### WRITTEN REQUEST
Below is a block of records: output all of them exactly and leave out the pictures.

### SOURCE MATERIAL
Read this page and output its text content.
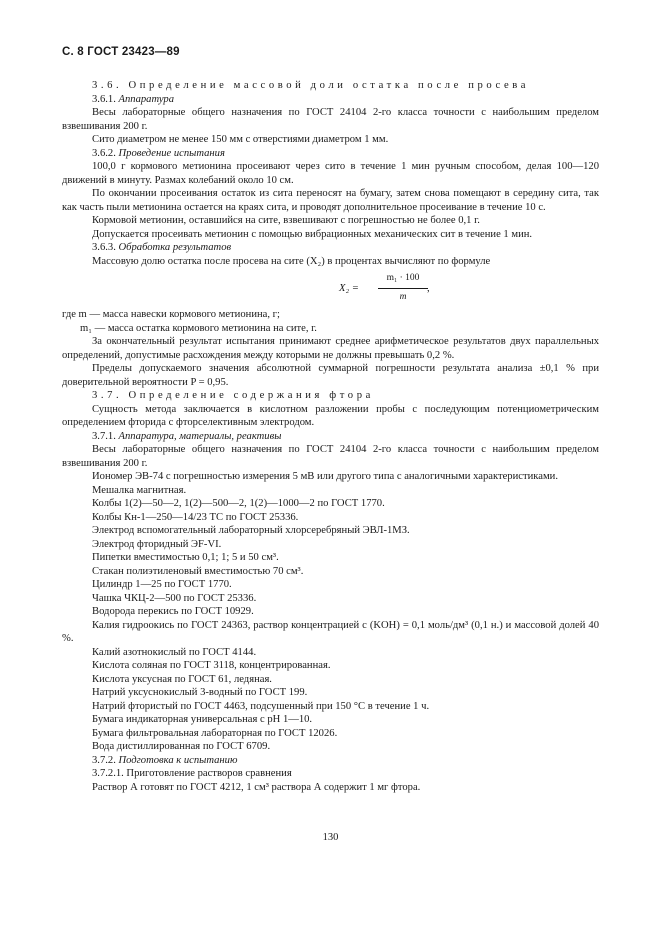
С. 8 ГОСТ 23423—89

3.6. Определение массовой доли остатка после просева

3.6.1. Аппаратура

Весы лабораторные общего назначения по ГОСТ 24104 2-го класса точности с наибольшим пределом взвешивания 200 г.

Сито диаметром не менее 150 мм с отверстиями диаметром 1 мм.

3.6.2. Проведение испытания

100,0 г кормового метионина просеивают через сито в течение 1 мин ручным способом, делая 100—120 движений в минуту. Размах колебаний около 10 см.

По окончании просеивания остаток из сита переносят на бумагу, затем снова помещают в середину сита, так как часть пыли метионина остается на краях сита, и проводят дополнительное просеивание в течение 10 с.

Кормовой метионин, оставшийся на сите, взвешивают с погрешностью не более 0,1 г.

Допускается просеивать метионин с помощью вибрационных механических сит в течение 1 мин.

3.6.3. Обработка результатов

Массовую долю остатка после просева на сите (X₂) в процентах вычисляют по формуле

$X_2 = \frac{\text{m₁ · 100}}{m}$ ,

где m — масса навески кормового метионина, г;

m₁ — масса остатка кормового метионина на сите, г.

За окончательный результат испытания принимают среднее арифметическое результатов двух параллельных определений, допустимые расхождения между которыми не должны превышать 0,2 %.

Пределы допускаемого значения абсолютной суммарной погрешности результата анализа ±0,1 % при доверительной вероятности P = 0,95.

3.7. Определение содержания фтора

Сущность метода заключается в кислотном разложении пробы с последующим потенциометрическим определением фторида с фторселективным электродом.

3.7.1. Аппаратура, материалы, реактивы

Весы лабораторные общего назначения по ГОСТ 24104 2-го класса точности с наибольшим пределом взвешивания 200 г.

Иономер ЭВ-74 с погрешностью измерения 5 мВ или другого типа с аналогичными характеристиками.

Мешалка магнитная.

Колбы 1(2)—50—2, 1(2)—500—2, 1(2)—1000—2 по ГОСТ 1770.

Колбы Кн-1—250—14/23 ТС по ГОСТ 25336.

Электрод вспомогательный лабораторный хлорсеребряный ЭВЛ-1МЗ.

Электрод фторидный ЭF-VI.

Пипетки вместимостью 0,1; 1; 5 и 50 см³.

Стакан полиэтиленовый вместимостью 70 см³.

Цилиндр 1—25 по ГОСТ 1770.

Чашка ЧКЦ-2—500 по ГОСТ 25336.

Водорода перекись по ГОСТ 10929.

Калия гидроокись по ГОСТ 24363, раствор концентрацией c (KOH) = 0,1 моль/дм³ (0,1 н.) и массовой долей 40 %.

Калий азотнокислый по ГОСТ 4144.

Кислота соляная по ГОСТ 3118, концентрированная.

Кислота уксусная по ГОСТ 61, ледяная.

Натрий уксуснокислый 3-водный по ГОСТ 199.

Натрий фтористый по ГОСТ 4463, подсушенный при 150 °С в течение 1 ч.

Бумага индикаторная универсальная с рН 1—10.

Бумага фильтровальная лабораторная по ГОСТ 12026.

Вода дистиллированная по ГОСТ 6709.

3.7.2. Подготовка к испытанию

3.7.2.1. Приготовление растворов сравнения

Раствор А готовят по ГОСТ 4212, 1 см³ раствора А содержит 1 мг фтора.

130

### EXERCISE OUTPUT
Read this page and output its text content.
С. 8 ГОСТ 23423—89

3.6. Определение массовой доли остатка после просева

3.6.1. Аппаратура

Весы лабораторные общего назначения по ГОСТ 24104 2-го класса точности с наибольшим пределом взвешивания 200 г.

Сито диаметром не менее 150 мм с отверстиями диаметром 1 мм.

3.6.2. Проведение испытания

100,0 г кормового метионина просеивают через сито в течение 1 мин ручным способом, делая 100—120 движений в минуту. Размах колебаний около 10 см.

По окончании просеивания остаток из сита переносят на бумагу, затем снова помещают в середину сита, так как часть пыли метионина остается на краях сита, и проводят дополнительное просеивание в течение 10 с.

Кормовой метионин, оставшийся на сите, взвешивают с погрешностью не более 0,1 г.

Допускается просеивать метионин с помощью вибрационных механических сит в течение 1 мин.

3.6.3. Обработка результатов

Массовую долю остатка после просева на сите (X₂) в процентах вычисляют по формуле

$X_2 = \frac{\text{m₁ · 100}}{m}$ ,

где m — масса навески кормового метионина, г;

m₁ — масса остатка кормового метионина на сите, г.

За окончательный результат испытания принимают среднее арифметическое результатов двух параллельных определений, допустимые расхождения между которыми не должны превышать 0,2 %.

Пределы допускаемого значения абсолютной суммарной погрешности результата анализа ±0,1 % при доверительной вероятности P = 0,95.

3.7. Определение содержания фтора

Сущность метода заключается в кислотном разложении пробы с последующим потенциометрическим определением фторида с фторселективным электродом.

3.7.1. Аппаратура, материалы, реактивы

Весы лабораторные общего назначения по ГОСТ 24104 2-го класса точности с наибольшим пределом взвешивания 200 г.

Иономер ЭВ-74 с погрешностью измерения 5 мВ или другого типа с аналогичными характеристиками.

Мешалка магнитная.

Колбы 1(2)—50—2, 1(2)—500—2, 1(2)—1000—2 по ГОСТ 1770.

Колбы Кн-1—250—14/23 ТС по ГОСТ 25336.

Электрод вспомогательный лабораторный хлорсеребряный ЭВЛ-1МЗ.

Электрод фторидный ЭF-VI.

Пипетки вместимостью 0,1; 1; 5 и 50 см³.

Стакан полиэтиленовый вместимостью 70 см³.

Цилиндр 1—25 по ГОСТ 1770.

Чашка ЧКЦ-2—500 по ГОСТ 25336.

Водорода перекись по ГОСТ 10929.

Калия гидроокись по ГОСТ 24363, раствор концентрацией c (KOH) = 0,1 моль/дм³ (0,1 н.) и массовой долей 40 %.

Калий азотнокислый по ГОСТ 4144.

Кислота соляная по ГОСТ 3118, концентрированная.

Кислота уксусная по ГОСТ 61, ледяная.

Натрий уксуснокислый 3-водный по ГОСТ 199.

Натрий фтористый по ГОСТ 4463, подсушенный при 150 °С в течение 1 ч.

Бумага индикаторная универсальная с рН 1—10.

Бумага фильтровальная лабораторная по ГОСТ 12026.

Вода дистиллированная по ГОСТ 6709.

3.7.2. Подготовка к испытанию

3.7.2.1. Приготовление растворов сравнения

Раствор А готовят по ГОСТ 4212, 1 см³ раствора А содержит 1 мг фтора.

130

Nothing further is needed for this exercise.